WORK INSTRUCTIONS - The entries below contain pictures. Retype everything except those pictures, exactly as given.

EXTRACTED DATA -

______________________________

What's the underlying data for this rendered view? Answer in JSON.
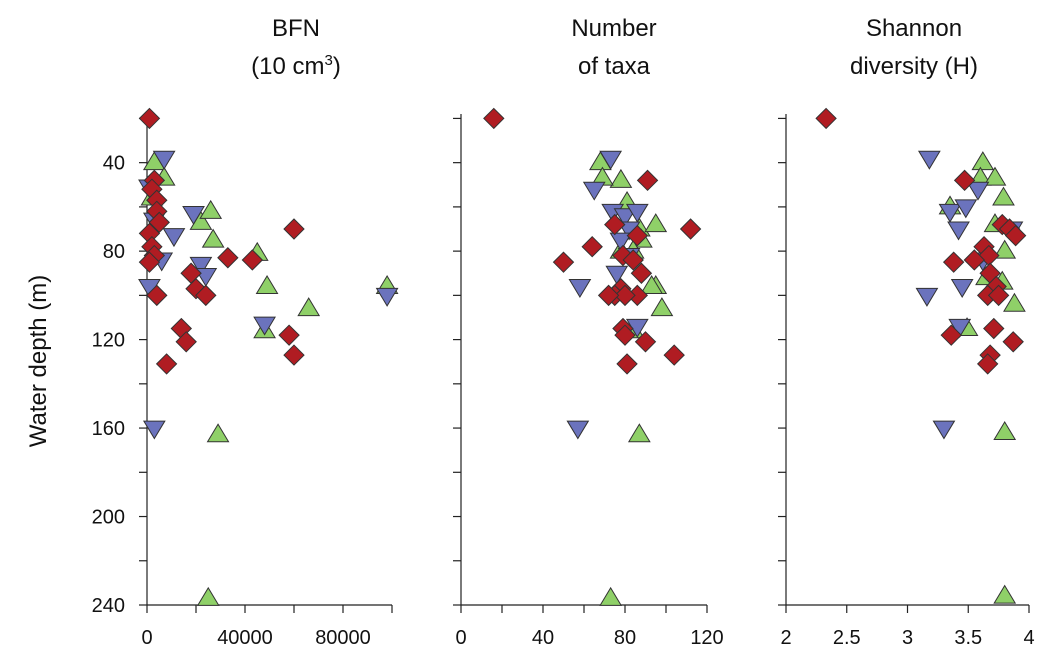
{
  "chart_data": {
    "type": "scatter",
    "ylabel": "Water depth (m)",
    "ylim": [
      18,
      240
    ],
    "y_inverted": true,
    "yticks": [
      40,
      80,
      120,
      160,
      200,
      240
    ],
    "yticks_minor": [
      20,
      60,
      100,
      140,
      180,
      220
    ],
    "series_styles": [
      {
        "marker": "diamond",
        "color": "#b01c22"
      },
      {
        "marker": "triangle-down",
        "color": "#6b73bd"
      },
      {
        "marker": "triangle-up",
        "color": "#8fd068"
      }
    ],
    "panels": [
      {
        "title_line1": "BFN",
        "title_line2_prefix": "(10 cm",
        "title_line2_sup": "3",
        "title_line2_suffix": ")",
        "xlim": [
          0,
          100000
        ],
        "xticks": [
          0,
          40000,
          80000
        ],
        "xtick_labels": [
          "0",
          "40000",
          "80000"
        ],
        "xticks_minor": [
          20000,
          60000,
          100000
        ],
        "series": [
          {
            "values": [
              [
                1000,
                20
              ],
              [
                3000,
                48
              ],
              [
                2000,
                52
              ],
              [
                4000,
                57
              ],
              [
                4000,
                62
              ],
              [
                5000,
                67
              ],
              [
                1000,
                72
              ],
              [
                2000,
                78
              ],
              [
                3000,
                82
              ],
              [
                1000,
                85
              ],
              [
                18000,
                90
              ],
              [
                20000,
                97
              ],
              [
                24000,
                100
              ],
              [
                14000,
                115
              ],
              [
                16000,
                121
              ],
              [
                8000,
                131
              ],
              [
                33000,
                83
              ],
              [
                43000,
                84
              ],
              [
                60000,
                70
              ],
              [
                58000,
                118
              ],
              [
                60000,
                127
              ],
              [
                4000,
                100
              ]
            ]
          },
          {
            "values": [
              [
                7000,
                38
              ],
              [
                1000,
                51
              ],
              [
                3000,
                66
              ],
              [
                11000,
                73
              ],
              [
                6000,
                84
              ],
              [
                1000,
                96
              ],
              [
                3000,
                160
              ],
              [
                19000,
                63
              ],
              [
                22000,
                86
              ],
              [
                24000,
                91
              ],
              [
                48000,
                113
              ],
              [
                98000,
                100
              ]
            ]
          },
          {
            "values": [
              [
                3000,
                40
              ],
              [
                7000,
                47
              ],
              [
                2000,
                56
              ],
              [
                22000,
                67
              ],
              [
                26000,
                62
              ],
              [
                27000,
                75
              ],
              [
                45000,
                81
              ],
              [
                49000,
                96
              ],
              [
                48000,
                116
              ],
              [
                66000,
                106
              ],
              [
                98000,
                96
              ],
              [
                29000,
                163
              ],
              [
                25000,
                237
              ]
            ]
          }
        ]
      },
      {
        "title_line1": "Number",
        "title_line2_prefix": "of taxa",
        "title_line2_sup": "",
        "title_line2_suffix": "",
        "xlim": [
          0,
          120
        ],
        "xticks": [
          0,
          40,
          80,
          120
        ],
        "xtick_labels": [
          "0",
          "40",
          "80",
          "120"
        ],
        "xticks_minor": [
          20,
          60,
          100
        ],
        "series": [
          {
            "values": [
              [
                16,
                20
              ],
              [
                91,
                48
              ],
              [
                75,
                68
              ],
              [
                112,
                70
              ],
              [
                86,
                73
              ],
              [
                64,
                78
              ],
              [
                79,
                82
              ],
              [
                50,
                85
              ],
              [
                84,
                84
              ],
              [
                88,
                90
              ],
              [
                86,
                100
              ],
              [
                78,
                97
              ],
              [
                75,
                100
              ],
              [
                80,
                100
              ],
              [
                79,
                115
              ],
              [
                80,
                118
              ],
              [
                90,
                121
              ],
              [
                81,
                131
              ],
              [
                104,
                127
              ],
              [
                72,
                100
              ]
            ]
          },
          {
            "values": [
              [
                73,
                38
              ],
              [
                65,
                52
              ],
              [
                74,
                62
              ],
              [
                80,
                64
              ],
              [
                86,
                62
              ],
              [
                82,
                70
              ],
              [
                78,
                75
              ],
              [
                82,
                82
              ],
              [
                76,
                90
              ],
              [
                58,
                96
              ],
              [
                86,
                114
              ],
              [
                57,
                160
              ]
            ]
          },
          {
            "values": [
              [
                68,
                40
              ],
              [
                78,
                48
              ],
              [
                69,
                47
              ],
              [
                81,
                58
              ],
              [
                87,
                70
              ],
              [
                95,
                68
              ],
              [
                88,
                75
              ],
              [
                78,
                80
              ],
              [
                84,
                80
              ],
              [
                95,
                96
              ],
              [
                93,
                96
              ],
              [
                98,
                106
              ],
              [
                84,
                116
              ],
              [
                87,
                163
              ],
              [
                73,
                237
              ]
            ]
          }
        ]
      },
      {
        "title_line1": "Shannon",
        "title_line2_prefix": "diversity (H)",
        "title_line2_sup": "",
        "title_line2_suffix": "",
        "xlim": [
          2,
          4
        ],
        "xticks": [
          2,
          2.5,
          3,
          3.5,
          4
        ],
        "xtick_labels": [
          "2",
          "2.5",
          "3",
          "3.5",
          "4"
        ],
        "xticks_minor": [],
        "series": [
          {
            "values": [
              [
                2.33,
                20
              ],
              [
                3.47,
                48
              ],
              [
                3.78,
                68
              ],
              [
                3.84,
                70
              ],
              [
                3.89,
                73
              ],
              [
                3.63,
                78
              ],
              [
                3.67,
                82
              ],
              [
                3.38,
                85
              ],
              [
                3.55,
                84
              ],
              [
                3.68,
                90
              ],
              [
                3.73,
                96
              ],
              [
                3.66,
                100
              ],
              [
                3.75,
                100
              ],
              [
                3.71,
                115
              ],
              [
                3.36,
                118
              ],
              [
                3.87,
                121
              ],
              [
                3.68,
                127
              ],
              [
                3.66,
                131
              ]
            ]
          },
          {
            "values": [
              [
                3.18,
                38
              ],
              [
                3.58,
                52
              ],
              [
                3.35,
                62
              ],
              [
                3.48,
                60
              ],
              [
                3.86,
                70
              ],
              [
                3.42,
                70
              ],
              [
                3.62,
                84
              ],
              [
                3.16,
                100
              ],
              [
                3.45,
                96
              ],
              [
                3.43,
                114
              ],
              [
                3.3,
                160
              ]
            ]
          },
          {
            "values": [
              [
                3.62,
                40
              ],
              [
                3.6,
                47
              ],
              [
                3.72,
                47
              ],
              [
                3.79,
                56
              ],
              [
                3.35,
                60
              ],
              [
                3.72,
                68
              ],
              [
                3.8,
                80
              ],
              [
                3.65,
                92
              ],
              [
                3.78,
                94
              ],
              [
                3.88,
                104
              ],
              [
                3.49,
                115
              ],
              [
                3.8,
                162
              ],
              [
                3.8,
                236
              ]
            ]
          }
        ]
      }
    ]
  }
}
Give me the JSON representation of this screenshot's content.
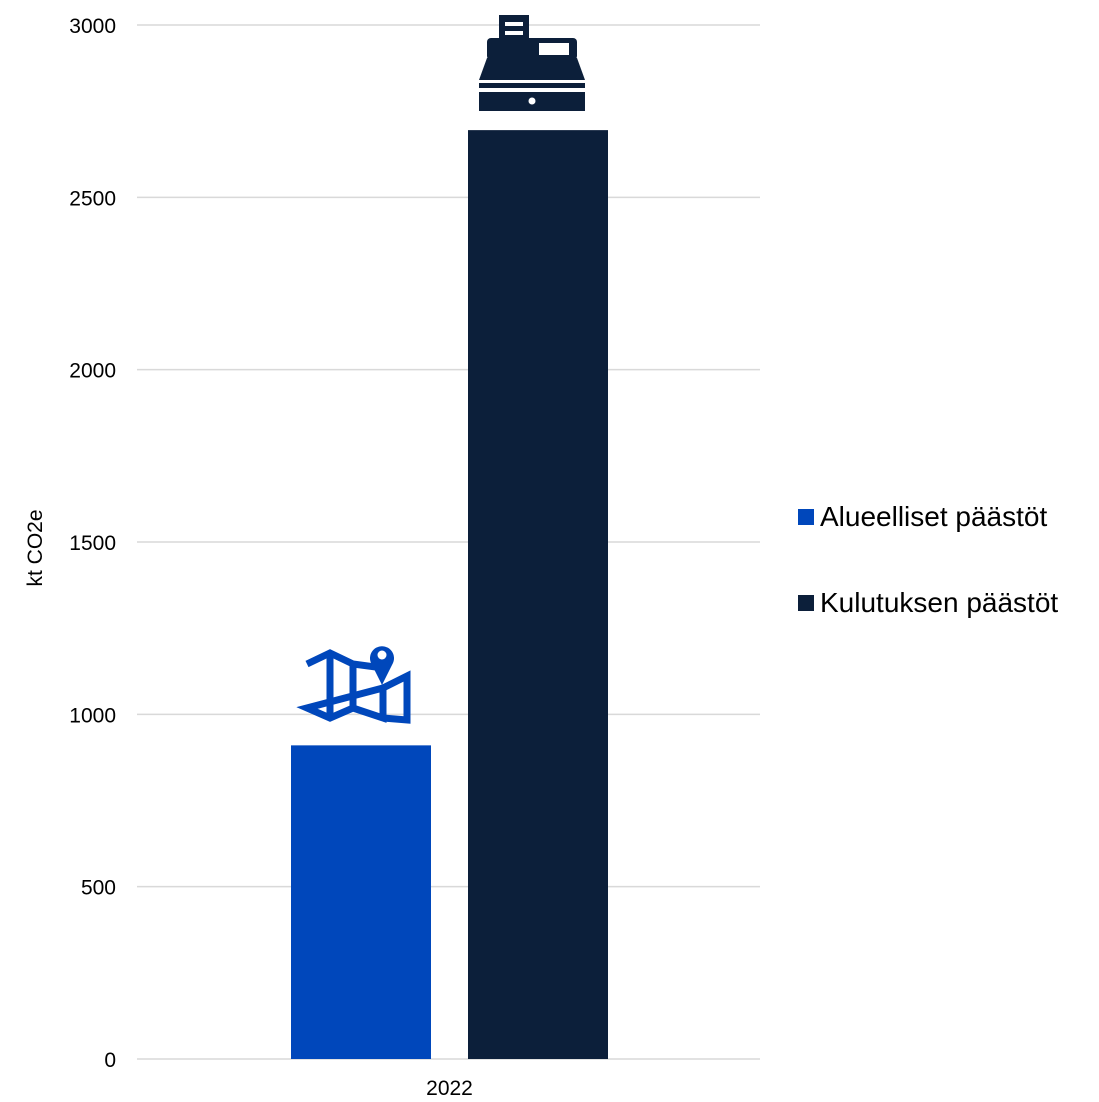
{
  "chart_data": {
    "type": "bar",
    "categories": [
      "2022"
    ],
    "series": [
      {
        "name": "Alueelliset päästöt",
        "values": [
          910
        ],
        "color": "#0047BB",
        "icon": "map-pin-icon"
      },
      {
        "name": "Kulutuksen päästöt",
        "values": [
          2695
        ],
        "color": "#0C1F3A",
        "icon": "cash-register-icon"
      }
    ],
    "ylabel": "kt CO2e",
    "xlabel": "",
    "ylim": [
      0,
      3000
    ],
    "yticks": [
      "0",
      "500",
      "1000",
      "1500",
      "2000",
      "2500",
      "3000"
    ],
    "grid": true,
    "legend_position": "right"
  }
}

______________________________

OUTPUT FOR THIS EXERCISE -
What's the underlying data for this rendered view? Answer in JSON.
{
  "chart_data": {
    "type": "scatter",
    "ylabel": "Water depth (m)",
    "ylim": [
      18,
      240
    ],
    "y_inverted": true,
    "yticks": [
      40,
      80,
      120,
      160,
      200,
      240
    ],
    "yticks_minor": [
      20,
      60,
      100,
      140,
      180,
      220
    ],
    "series_styles": [
      {
        "marker": "diamond",
        "color": "#b01c22"
      },
      {
        "marker": "triangle-down",
        "color": "#6b73bd"
      },
      {
        "marker": "triangle-up",
        "color": "#8fd068"
      }
    ],
    "panels": [
      {
        "title_line1": "BFN",
        "title_line2_prefix": "(10 cm",
        "title_line2_sup": "3",
        "title_line2_suffix": ")",
        "xlim": [
          0,
          100000
        ],
        "xticks": [
          0,
          40000,
          80000
        ],
        "xtick_labels": [
          "0",
          "40000",
          "80000"
        ],
        "xticks_minor": [
          20000,
          60000,
          100000
        ],
        "series": [
          {
            "values": [
              [
                1000,
                20
              ],
              [
                3000,
                48
              ],
              [
                2000,
                52
              ],
              [
                4000,
                57
              ],
              [
                4000,
                62
              ],
              [
                5000,
                67
              ],
              [
                1000,
                72
              ],
              [
                2000,
                78
              ],
              [
                3000,
                82
              ],
              [
                1000,
                85
              ],
              [
                18000,
                90
              ],
              [
                20000,
                97
              ],
              [
                24000,
                100
              ],
              [
                14000,
                115
              ],
              [
                16000,
                121
              ],
              [
                8000,
                131
              ],
              [
                33000,
                83
              ],
              [
                43000,
                84
              ],
              [
                60000,
                70
              ],
              [
                58000,
                118
              ],
              [
                60000,
                127
              ],
              [
                4000,
                100
              ]
            ]
          },
          {
            "values": [
              [
                7000,
                38
              ],
              [
                1000,
                51
              ],
              [
                3000,
                66
              ],
              [
                11000,
                73
              ],
              [
                6000,
                84
              ],
              [
                1000,
                96
              ],
              [
                3000,
                160
              ],
              [
                19000,
                63
              ],
              [
                22000,
                86
              ],
              [
                24000,
                91
              ],
              [
                48000,
                113
              ],
              [
                98000,
                100
              ]
            ]
          },
          {
            "values": [
              [
                3000,
                40
              ],
              [
                7000,
                47
              ],
              [
                2000,
                56
              ],
              [
                22000,
                67
              ],
              [
                26000,
                62
              ],
              [
                27000,
                75
              ],
              [
                45000,
                81
              ],
              [
                49000,
                96
              ],
              [
                48000,
                116
              ],
              [
                66000,
                106
              ],
              [
                98000,
                96
              ],
              [
                29000,
                163
              ],
              [
                25000,
                237
              ]
            ]
          }
        ]
      },
      {
        "title_line1": "Number",
        "title_line2_prefix": "of taxa",
        "title_line2_sup": "",
        "title_line2_suffix": "",
        "xlim": [
          0,
          120
        ],
        "xticks": [
          0,
          40,
          80,
          120
        ],
        "xtick_labels": [
          "0",
          "40",
          "80",
          "120"
        ],
        "xticks_minor": [
          20,
          60,
          100
        ],
        "series": [
          {
            "values": [
              [
                16,
                20
              ],
              [
                91,
                48
              ],
              [
                75,
                68
              ],
              [
                112,
                70
              ],
              [
                86,
                73
              ],
              [
                64,
                78
              ],
              [
                79,
                82
              ],
              [
                50,
                85
              ],
              [
                84,
                84
              ],
              [
                88,
                90
              ],
              [
                86,
                100
              ],
              [
                78,
                97
              ],
              [
                75,
                100
              ],
              [
                80,
                100
              ],
              [
                79,
                115
              ],
              [
                80,
                118
              ],
              [
                90,
                121
              ],
              [
                81,
                131
              ],
              [
                104,
                127
              ],
              [
                72,
                100
              ]
            ]
          },
          {
            "values": [
              [
                73,
                38
              ],
              [
                65,
                52
              ],
              [
                74,
                62
              ],
              [
                80,
                64
              ],
              [
                86,
                62
              ],
              [
                82,
                70
              ],
              [
                78,
                75
              ],
              [
                82,
                82
              ],
              [
                76,
                90
              ],
              [
                58,
                96
              ],
              [
                86,
                114
              ],
              [
                57,
                160
              ]
            ]
          },
          {
            "values": [
              [
                68,
                40
              ],
              [
                78,
                48
              ],
              [
                69,
                47
              ],
              [
                81,
                58
              ],
              [
                87,
                70
              ],
              [
                95,
                68
              ],
              [
                88,
                75
              ],
              [
                78,
                80
              ],
              [
                84,
                80
              ],
              [
                95,
                96
              ],
              [
                93,
                96
              ],
              [
                98,
                106
              ],
              [
                84,
                116
              ],
              [
                87,
                163
              ],
              [
                73,
                237
              ]
            ]
          }
        ]
      },
      {
        "title_line1": "Shannon",
        "title_line2_prefix": "diversity (H)",
        "title_line2_sup": "",
        "title_line2_suffix": "",
        "xlim": [
          2,
          4
        ],
        "xticks": [
          2,
          2.5,
          3,
          3.5,
          4
        ],
        "xtick_labels": [
          "2",
          "2.5",
          "3",
          "3.5",
          "4"
        ],
        "xticks_minor": [],
        "series": [
          {
            "values": [
              [
                2.33,
                20
              ],
              [
                3.47,
                48
              ],
              [
                3.78,
                68
              ],
              [
                3.84,
                70
              ],
              [
                3.89,
                73
              ],
              [
                3.63,
                78
              ],
              [
                3.67,
                82
              ],
              [
                3.38,
                85
              ],
              [
                3.55,
                84
              ],
              [
                3.68,
                90
              ],
              [
                3.73,
                96
              ],
              [
                3.66,
                100
              ],
              [
                3.75,
                100
              ],
              [
                3.71,
                115
              ],
              [
                3.36,
                118
              ],
              [
                3.87,
                121
              ],
              [
                3.68,
                127
              ],
              [
                3.66,
                131
              ]
            ]
          },
          {
            "values": [
              [
                3.18,
                38
              ],
              [
                3.58,
                52
              ],
              [
                3.35,
                62
              ],
              [
                3.48,
                60
              ],
              [
                3.86,
                70
              ],
              [
                3.42,
                70
              ],
              [
                3.62,
                84
              ],
              [
                3.16,
                100
              ],
              [
                3.45,
                96
              ],
              [
                3.43,
                114
              ],
              [
                3.3,
                160
              ]
            ]
          },
          {
            "values": [
              [
                3.62,
                40
              ],
              [
                3.6,
                47
              ],
              [
                3.72,
                47
              ],
              [
                3.79,
                56
              ],
              [
                3.35,
                60
              ],
              [
                3.72,
                68
              ],
              [
                3.8,
                80
              ],
              [
                3.65,
                92
              ],
              [
                3.78,
                94
              ],
              [
                3.88,
                104
              ],
              [
                3.49,
                115
              ],
              [
                3.8,
                162
              ],
              [
                3.8,
                236
              ]
            ]
          }
        ]
      }
    ]
  }
}
Give me the JSON representation of this screenshot's content.
{
  "chart_data": {
    "type": "bar",
    "categories": [
      "2022"
    ],
    "series": [
      {
        "name": "Alueelliset päästöt",
        "values": [
          910
        ],
        "color": "#0047BB",
        "icon": "map-pin-icon"
      },
      {
        "name": "Kulutuksen päästöt",
        "values": [
          2695
        ],
        "color": "#0C1F3A",
        "icon": "cash-register-icon"
      }
    ],
    "ylabel": "kt CO2e",
    "xlabel": "",
    "ylim": [
      0,
      3000
    ],
    "yticks": [
      "0",
      "500",
      "1000",
      "1500",
      "2000",
      "2500",
      "3000"
    ],
    "grid": true,
    "legend_position": "right"
  }
}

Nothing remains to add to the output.